* **What you should do**:
Gather all lines with the word "title" in them.

--- begin Records for this task ---

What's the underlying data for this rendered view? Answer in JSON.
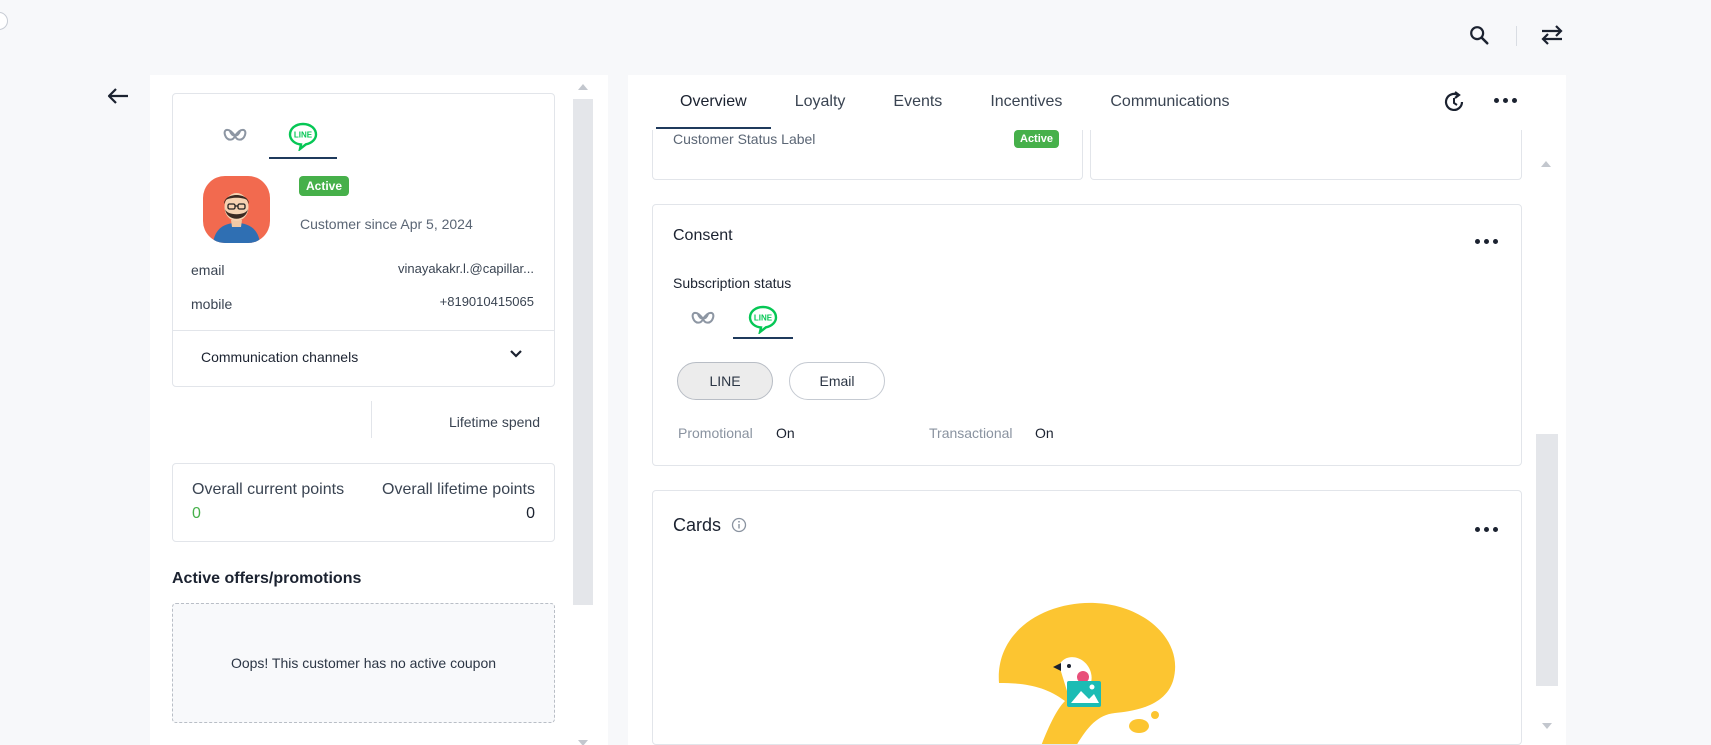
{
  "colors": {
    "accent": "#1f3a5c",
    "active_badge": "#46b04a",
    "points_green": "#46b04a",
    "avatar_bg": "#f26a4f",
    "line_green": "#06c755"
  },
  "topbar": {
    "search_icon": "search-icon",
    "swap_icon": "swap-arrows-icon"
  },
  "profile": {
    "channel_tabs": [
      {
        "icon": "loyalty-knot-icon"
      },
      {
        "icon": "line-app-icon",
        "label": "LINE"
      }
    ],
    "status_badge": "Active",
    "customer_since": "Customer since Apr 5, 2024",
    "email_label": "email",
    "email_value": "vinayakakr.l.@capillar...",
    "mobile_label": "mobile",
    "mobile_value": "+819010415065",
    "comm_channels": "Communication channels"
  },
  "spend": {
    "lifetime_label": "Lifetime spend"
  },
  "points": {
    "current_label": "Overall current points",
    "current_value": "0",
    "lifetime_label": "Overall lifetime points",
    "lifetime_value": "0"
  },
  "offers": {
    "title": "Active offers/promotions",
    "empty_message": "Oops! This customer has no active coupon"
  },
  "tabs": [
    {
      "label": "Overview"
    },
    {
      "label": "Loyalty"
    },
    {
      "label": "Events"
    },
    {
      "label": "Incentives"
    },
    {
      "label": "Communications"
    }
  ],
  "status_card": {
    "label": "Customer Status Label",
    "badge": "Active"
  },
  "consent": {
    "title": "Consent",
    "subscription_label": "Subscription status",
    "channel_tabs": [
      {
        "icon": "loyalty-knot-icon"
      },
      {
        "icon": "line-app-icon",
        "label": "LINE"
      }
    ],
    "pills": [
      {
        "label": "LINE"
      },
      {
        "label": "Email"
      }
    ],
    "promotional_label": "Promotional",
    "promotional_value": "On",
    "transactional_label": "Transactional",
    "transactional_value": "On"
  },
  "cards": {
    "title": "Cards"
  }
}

--- end Records for this task ---

* **Written solution**:
    "title": "Active offers/promotions",
    "title": "Consent",
    "title": "Cards"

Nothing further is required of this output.